[Start LISTED RECORDS]
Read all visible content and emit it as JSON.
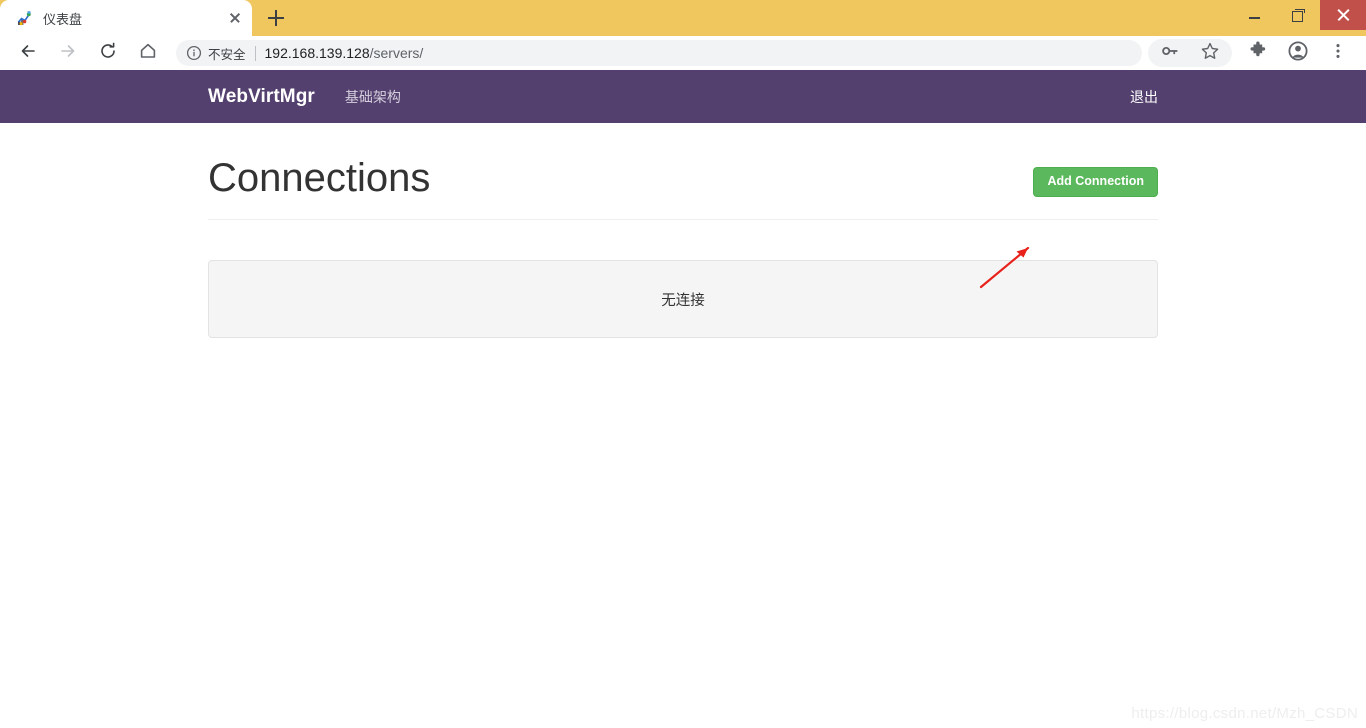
{
  "browser": {
    "tab": {
      "title": "仪表盘",
      "favicon_icon": "chart-favicon",
      "close_icon": "close-icon"
    },
    "new_tab_icon": "plus-icon",
    "window_controls": {
      "minimize_icon": "minimize-icon",
      "maximize_icon": "maximize-icon",
      "close_icon": "close-icon"
    },
    "toolbar": {
      "back_icon": "arrow-left-icon",
      "forward_icon": "arrow-right-icon",
      "reload_icon": "reload-icon",
      "home_icon": "home-icon",
      "security_icon": "info-circle-icon",
      "security_text": "不安全",
      "url_host": "192.168.139.128",
      "url_path": "/servers/",
      "url_full": "192.168.139.128/servers/",
      "key_icon": "key-icon",
      "bookmark_icon": "star-icon",
      "extensions_icon": "puzzle-icon",
      "profile_icon": "account-circle-icon",
      "menu_icon": "three-dots-vertical-icon"
    }
  },
  "navbar": {
    "brand": "WebVirtMgr",
    "links": [
      {
        "label": "基础架构"
      }
    ],
    "logout_label": "退出",
    "background_color": "#54406f"
  },
  "main": {
    "page_title": "Connections",
    "add_connection_label": "Add Connection",
    "add_connection_color": "#5cb85c",
    "empty_panel_text": "无连接"
  },
  "annotation": {
    "arrow_color": "#e8211a",
    "arrow_icon": "arrow-up-right-annotation"
  },
  "watermark": {
    "text": "https://blog.csdn.net/Mzh_CSDN"
  }
}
[End LISTED RECORDS]
» **AIM**
Write the full listing out again with every line unchanged, but include no pictures.

» **THE ANSWER**
Read all visible content and emit it as JSON.
{
  "browser": {
    "tab": {
      "title": "仪表盘",
      "favicon_icon": "chart-favicon",
      "close_icon": "close-icon"
    },
    "new_tab_icon": "plus-icon",
    "window_controls": {
      "minimize_icon": "minimize-icon",
      "maximize_icon": "maximize-icon",
      "close_icon": "close-icon"
    },
    "toolbar": {
      "back_icon": "arrow-left-icon",
      "forward_icon": "arrow-right-icon",
      "reload_icon": "reload-icon",
      "home_icon": "home-icon",
      "security_icon": "info-circle-icon",
      "security_text": "不安全",
      "url_host": "192.168.139.128",
      "url_path": "/servers/",
      "url_full": "192.168.139.128/servers/",
      "key_icon": "key-icon",
      "bookmark_icon": "star-icon",
      "extensions_icon": "puzzle-icon",
      "profile_icon": "account-circle-icon",
      "menu_icon": "three-dots-vertical-icon"
    }
  },
  "navbar": {
    "brand": "WebVirtMgr",
    "links": [
      {
        "label": "基础架构"
      }
    ],
    "logout_label": "退出",
    "background_color": "#54406f"
  },
  "main": {
    "page_title": "Connections",
    "add_connection_label": "Add Connection",
    "add_connection_color": "#5cb85c",
    "empty_panel_text": "无连接"
  },
  "annotation": {
    "arrow_color": "#e8211a",
    "arrow_icon": "arrow-up-right-annotation"
  },
  "watermark": {
    "text": "https://blog.csdn.net/Mzh_CSDN"
  }
}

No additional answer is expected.